Collected data:
━━━━━━━━

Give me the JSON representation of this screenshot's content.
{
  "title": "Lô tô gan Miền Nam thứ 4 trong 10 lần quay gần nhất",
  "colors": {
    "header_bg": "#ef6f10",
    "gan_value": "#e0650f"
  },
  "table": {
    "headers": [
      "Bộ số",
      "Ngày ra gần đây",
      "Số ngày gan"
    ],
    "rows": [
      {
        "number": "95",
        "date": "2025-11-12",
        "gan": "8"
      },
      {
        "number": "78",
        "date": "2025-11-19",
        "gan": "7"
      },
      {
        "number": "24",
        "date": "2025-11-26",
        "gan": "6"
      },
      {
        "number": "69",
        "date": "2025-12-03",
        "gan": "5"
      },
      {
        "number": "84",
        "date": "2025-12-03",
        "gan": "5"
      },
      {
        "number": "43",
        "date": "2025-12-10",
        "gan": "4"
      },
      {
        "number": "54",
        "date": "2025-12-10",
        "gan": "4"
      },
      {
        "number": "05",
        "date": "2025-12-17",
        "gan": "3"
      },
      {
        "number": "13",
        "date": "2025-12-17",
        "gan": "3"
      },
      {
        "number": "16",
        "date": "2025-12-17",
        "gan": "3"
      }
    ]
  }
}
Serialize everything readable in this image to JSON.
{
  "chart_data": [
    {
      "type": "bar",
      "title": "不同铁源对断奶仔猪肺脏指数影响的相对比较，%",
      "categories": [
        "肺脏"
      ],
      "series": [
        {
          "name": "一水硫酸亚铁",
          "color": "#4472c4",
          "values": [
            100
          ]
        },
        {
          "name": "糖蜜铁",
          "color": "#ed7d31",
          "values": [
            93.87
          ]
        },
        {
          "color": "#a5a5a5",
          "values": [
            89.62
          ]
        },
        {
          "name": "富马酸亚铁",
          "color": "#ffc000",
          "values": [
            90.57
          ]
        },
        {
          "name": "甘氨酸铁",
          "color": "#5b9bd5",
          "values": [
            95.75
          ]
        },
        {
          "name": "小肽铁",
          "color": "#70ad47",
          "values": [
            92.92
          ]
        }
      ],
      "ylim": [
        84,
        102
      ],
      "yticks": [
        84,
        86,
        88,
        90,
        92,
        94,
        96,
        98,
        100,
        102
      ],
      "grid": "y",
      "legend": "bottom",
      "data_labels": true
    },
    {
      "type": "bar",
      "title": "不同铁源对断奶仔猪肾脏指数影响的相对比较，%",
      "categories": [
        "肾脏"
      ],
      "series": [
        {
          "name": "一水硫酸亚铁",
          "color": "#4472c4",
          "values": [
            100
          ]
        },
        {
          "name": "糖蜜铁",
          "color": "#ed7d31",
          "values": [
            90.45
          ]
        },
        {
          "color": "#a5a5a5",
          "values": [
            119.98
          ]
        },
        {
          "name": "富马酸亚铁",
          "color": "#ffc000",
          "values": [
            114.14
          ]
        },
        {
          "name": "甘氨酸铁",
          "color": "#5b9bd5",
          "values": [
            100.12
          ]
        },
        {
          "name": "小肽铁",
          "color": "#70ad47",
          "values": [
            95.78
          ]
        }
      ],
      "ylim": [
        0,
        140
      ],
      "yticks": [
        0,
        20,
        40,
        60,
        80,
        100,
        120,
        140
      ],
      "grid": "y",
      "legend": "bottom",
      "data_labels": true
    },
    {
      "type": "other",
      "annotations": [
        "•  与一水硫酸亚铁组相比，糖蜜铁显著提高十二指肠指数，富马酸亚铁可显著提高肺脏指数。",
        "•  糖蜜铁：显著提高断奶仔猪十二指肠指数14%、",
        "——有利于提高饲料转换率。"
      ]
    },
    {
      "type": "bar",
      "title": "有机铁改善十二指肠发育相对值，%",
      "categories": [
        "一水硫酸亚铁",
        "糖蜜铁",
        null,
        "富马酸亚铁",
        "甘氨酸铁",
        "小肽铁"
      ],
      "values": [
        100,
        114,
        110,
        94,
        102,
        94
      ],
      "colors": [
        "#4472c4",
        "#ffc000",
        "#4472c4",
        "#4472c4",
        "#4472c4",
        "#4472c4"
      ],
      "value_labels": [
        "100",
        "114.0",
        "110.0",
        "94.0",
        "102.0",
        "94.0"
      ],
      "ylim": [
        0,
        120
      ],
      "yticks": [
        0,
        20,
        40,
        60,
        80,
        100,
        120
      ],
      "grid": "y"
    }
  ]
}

━━━━━━━━

**Given task**
Transcribe every record above exactly as it appears.

**The solution**
Give me the JSON representation of this screenshot's content.
{
  "title": "Lô tô gan Miền Nam thứ 4 trong 10 lần quay gần nhất",
  "colors": {
    "header_bg": "#ef6f10",
    "gan_value": "#e0650f"
  },
  "table": {
    "headers": [
      "Bộ số",
      "Ngày ra gần đây",
      "Số ngày gan"
    ],
    "rows": [
      {
        "number": "95",
        "date": "2025-11-12",
        "gan": "8"
      },
      {
        "number": "78",
        "date": "2025-11-19",
        "gan": "7"
      },
      {
        "number": "24",
        "date": "2025-11-26",
        "gan": "6"
      },
      {
        "number": "69",
        "date": "2025-12-03",
        "gan": "5"
      },
      {
        "number": "84",
        "date": "2025-12-03",
        "gan": "5"
      },
      {
        "number": "43",
        "date": "2025-12-10",
        "gan": "4"
      },
      {
        "number": "54",
        "date": "2025-12-10",
        "gan": "4"
      },
      {
        "number": "05",
        "date": "2025-12-17",
        "gan": "3"
      },
      {
        "number": "13",
        "date": "2025-12-17",
        "gan": "3"
      },
      {
        "number": "16",
        "date": "2025-12-17",
        "gan": "3"
      }
    ]
  }
}
Serialize everything readable in this image to JSON.
{
  "chart_data": [
    {
      "type": "bar",
      "title": "不同铁源对断奶仔猪肺脏指数影响的相对比较，%",
      "categories": [
        "肺脏"
      ],
      "series": [
        {
          "name": "一水硫酸亚铁",
          "color": "#4472c4",
          "values": [
            100
          ]
        },
        {
          "name": "糖蜜铁",
          "color": "#ed7d31",
          "values": [
            93.87
          ]
        },
        {
          "color": "#a5a5a5",
          "values": [
            89.62
          ]
        },
        {
          "name": "富马酸亚铁",
          "color": "#ffc000",
          "values": [
            90.57
          ]
        },
        {
          "name": "甘氨酸铁",
          "color": "#5b9bd5",
          "values": [
            95.75
          ]
        },
        {
          "name": "小肽铁",
          "color": "#70ad47",
          "values": [
            92.92
          ]
        }
      ],
      "ylim": [
        84,
        102
      ],
      "yticks": [
        84,
        86,
        88,
        90,
        92,
        94,
        96,
        98,
        100,
        102
      ],
      "grid": "y",
      "legend": "bottom",
      "data_labels": true
    },
    {
      "type": "bar",
      "title": "不同铁源对断奶仔猪肾脏指数影响的相对比较，%",
      "categories": [
        "肾脏"
      ],
      "series": [
        {
          "name": "一水硫酸亚铁",
          "color": "#4472c4",
          "values": [
            100
          ]
        },
        {
          "name": "糖蜜铁",
          "color": "#ed7d31",
          "values": [
            90.45
          ]
        },
        {
          "color": "#a5a5a5",
          "values": [
            119.98
          ]
        },
        {
          "name": "富马酸亚铁",
          "color": "#ffc000",
          "values": [
            114.14
          ]
        },
        {
          "name": "甘氨酸铁",
          "color": "#5b9bd5",
          "values": [
            100.12
          ]
        },
        {
          "name": "小肽铁",
          "color": "#70ad47",
          "values": [
            95.78
          ]
        }
      ],
      "ylim": [
        0,
        140
      ],
      "yticks": [
        0,
        20,
        40,
        60,
        80,
        100,
        120,
        140
      ],
      "grid": "y",
      "legend": "bottom",
      "data_labels": true
    },
    {
      "type": "other",
      "annotations": [
        "•  与一水硫酸亚铁组相比，糖蜜铁显著提高十二指肠指数，富马酸亚铁可显著提高肺脏指数。",
        "•  糖蜜铁：显著提高断奶仔猪十二指肠指数14%、",
        "——有利于提高饲料转换率。"
      ]
    },
    {
      "type": "bar",
      "title": "有机铁改善十二指肠发育相对值，%",
      "categories": [
        "一水硫酸亚铁",
        "糖蜜铁",
        null,
        "富马酸亚铁",
        "甘氨酸铁",
        "小肽铁"
      ],
      "values": [
        100,
        114,
        110,
        94,
        102,
        94
      ],
      "colors": [
        "#4472c4",
        "#ffc000",
        "#4472c4",
        "#4472c4",
        "#4472c4",
        "#4472c4"
      ],
      "value_labels": [
        "100",
        "114.0",
        "110.0",
        "94.0",
        "102.0",
        "94.0"
      ],
      "ylim": [
        0,
        120
      ],
      "yticks": [
        0,
        20,
        40,
        60,
        80,
        100,
        120
      ],
      "grid": "y"
    }
  ]
}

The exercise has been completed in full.